• **BRIEF**:
What is the count of lines in the listing below that hold the string "Your"? Reply with that number alone.

• **MATERIAL FOR THIS TASK**:

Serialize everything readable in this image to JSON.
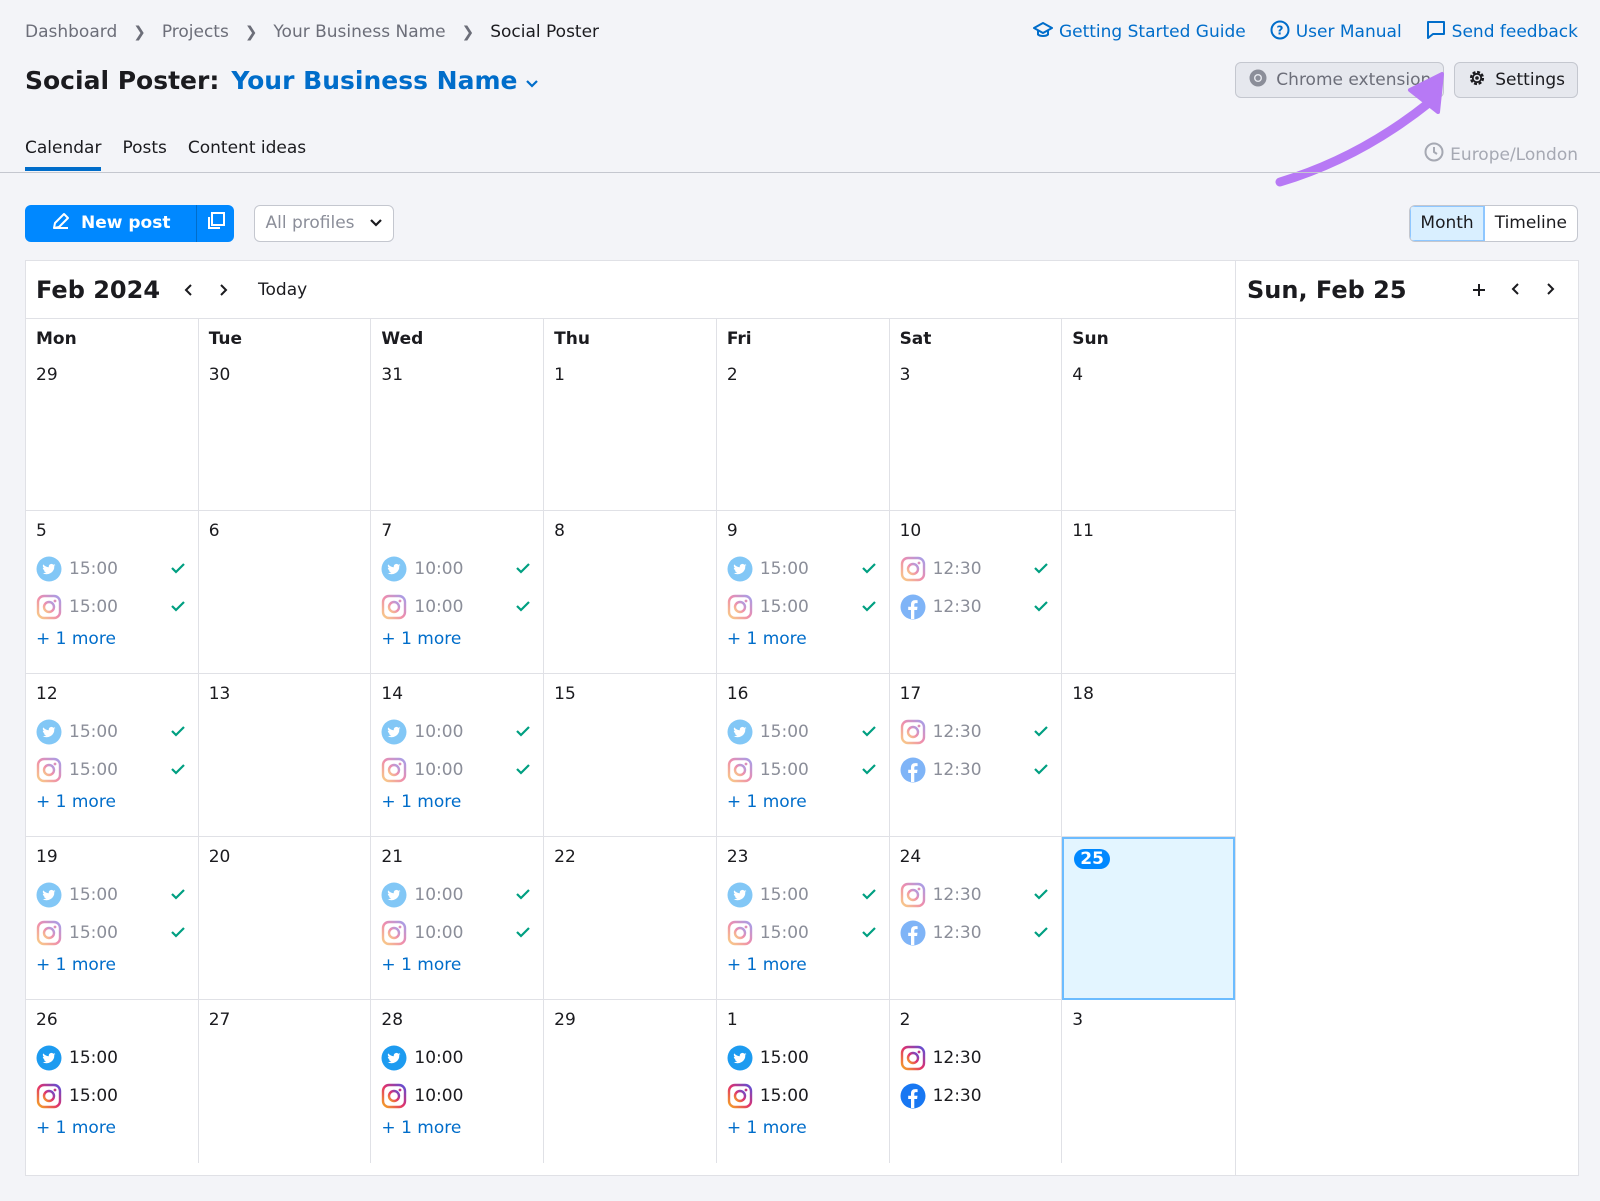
{
  "breadcrumb": [
    "Dashboard",
    "Projects",
    "Your Business Name",
    "Social Poster"
  ],
  "top_links": {
    "guide": "Getting Started Guide",
    "manual": "User Manual",
    "feedback": "Send feedback"
  },
  "header": {
    "title": "Social Poster:",
    "business": "Your Business Name",
    "chrome_extension": "Chrome extension",
    "settings": "Settings"
  },
  "tabs": [
    "Calendar",
    "Posts",
    "Content ideas"
  ],
  "timezone": "Europe/London",
  "toolbar": {
    "new_post": "New post",
    "profiles": "All profiles",
    "view_month": "Month",
    "view_timeline": "Timeline"
  },
  "calendar": {
    "month_title": "Feb 2024",
    "today": "Today",
    "weekdays": [
      "Mon",
      "Tue",
      "Wed",
      "Thu",
      "Fri",
      "Sat",
      "Sun"
    ],
    "more_label": "+ 1 more",
    "weeks": [
      [
        {
          "day": "29"
        },
        {
          "day": "30"
        },
        {
          "day": "31"
        },
        {
          "day": "1"
        },
        {
          "day": "2"
        },
        {
          "day": "3"
        },
        {
          "day": "4"
        }
      ],
      [
        {
          "day": "5",
          "posts": [
            {
              "net": "twitter",
              "time": "15:00"
            },
            {
              "net": "instagram",
              "time": "15:00"
            }
          ],
          "more": true
        },
        {
          "day": "6"
        },
        {
          "day": "7",
          "posts": [
            {
              "net": "twitter",
              "time": "10:00"
            },
            {
              "net": "instagram",
              "time": "10:00"
            }
          ],
          "more": true
        },
        {
          "day": "8"
        },
        {
          "day": "9",
          "posts": [
            {
              "net": "twitter",
              "time": "15:00"
            },
            {
              "net": "instagram",
              "time": "15:00"
            }
          ],
          "more": true
        },
        {
          "day": "10",
          "posts": [
            {
              "net": "instagram",
              "time": "12:30"
            },
            {
              "net": "facebook",
              "time": "12:30"
            }
          ]
        },
        {
          "day": "11"
        }
      ],
      [
        {
          "day": "12",
          "posts": [
            {
              "net": "twitter",
              "time": "15:00"
            },
            {
              "net": "instagram",
              "time": "15:00"
            }
          ],
          "more": true
        },
        {
          "day": "13"
        },
        {
          "day": "14",
          "posts": [
            {
              "net": "twitter",
              "time": "10:00"
            },
            {
              "net": "instagram",
              "time": "10:00"
            }
          ],
          "more": true
        },
        {
          "day": "15"
        },
        {
          "day": "16",
          "posts": [
            {
              "net": "twitter",
              "time": "15:00"
            },
            {
              "net": "instagram",
              "time": "15:00"
            }
          ],
          "more": true
        },
        {
          "day": "17",
          "posts": [
            {
              "net": "instagram",
              "time": "12:30"
            },
            {
              "net": "facebook",
              "time": "12:30"
            }
          ]
        },
        {
          "day": "18"
        }
      ],
      [
        {
          "day": "19",
          "posts": [
            {
              "net": "twitter",
              "time": "15:00"
            },
            {
              "net": "instagram",
              "time": "15:00"
            }
          ],
          "more": true
        },
        {
          "day": "20"
        },
        {
          "day": "21",
          "posts": [
            {
              "net": "twitter",
              "time": "10:00"
            },
            {
              "net": "instagram",
              "time": "10:00"
            }
          ],
          "more": true
        },
        {
          "day": "22"
        },
        {
          "day": "23",
          "posts": [
            {
              "net": "twitter",
              "time": "15:00"
            },
            {
              "net": "instagram",
              "time": "15:00"
            }
          ],
          "more": true
        },
        {
          "day": "24",
          "posts": [
            {
              "net": "instagram",
              "time": "12:30"
            },
            {
              "net": "facebook",
              "time": "12:30"
            }
          ]
        },
        {
          "day": "25",
          "selected": true
        }
      ],
      [
        {
          "day": "26",
          "posts": [
            {
              "net": "twitter",
              "time": "15:00"
            },
            {
              "net": "instagram",
              "time": "15:00"
            }
          ],
          "more": true,
          "upcoming": true
        },
        {
          "day": "27"
        },
        {
          "day": "28",
          "posts": [
            {
              "net": "twitter",
              "time": "10:00"
            },
            {
              "net": "instagram",
              "time": "10:00"
            }
          ],
          "more": true,
          "upcoming": true
        },
        {
          "day": "29"
        },
        {
          "day": "1",
          "posts": [
            {
              "net": "twitter",
              "time": "15:00"
            },
            {
              "net": "instagram",
              "time": "15:00"
            }
          ],
          "more": true,
          "upcoming": true
        },
        {
          "day": "2",
          "posts": [
            {
              "net": "instagram",
              "time": "12:30"
            },
            {
              "net": "facebook",
              "time": "12:30"
            }
          ],
          "upcoming": true
        },
        {
          "day": "3"
        }
      ]
    ]
  },
  "side_panel": {
    "title": "Sun, Feb 25"
  },
  "colors": {
    "accent": "#006dca",
    "primary_button": "#0088ff",
    "check": "#009f81",
    "annotation_arrow": "#b779f5",
    "selected_day_bg": "#e3f5ff"
  }
}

• **TASK RESULT**:
2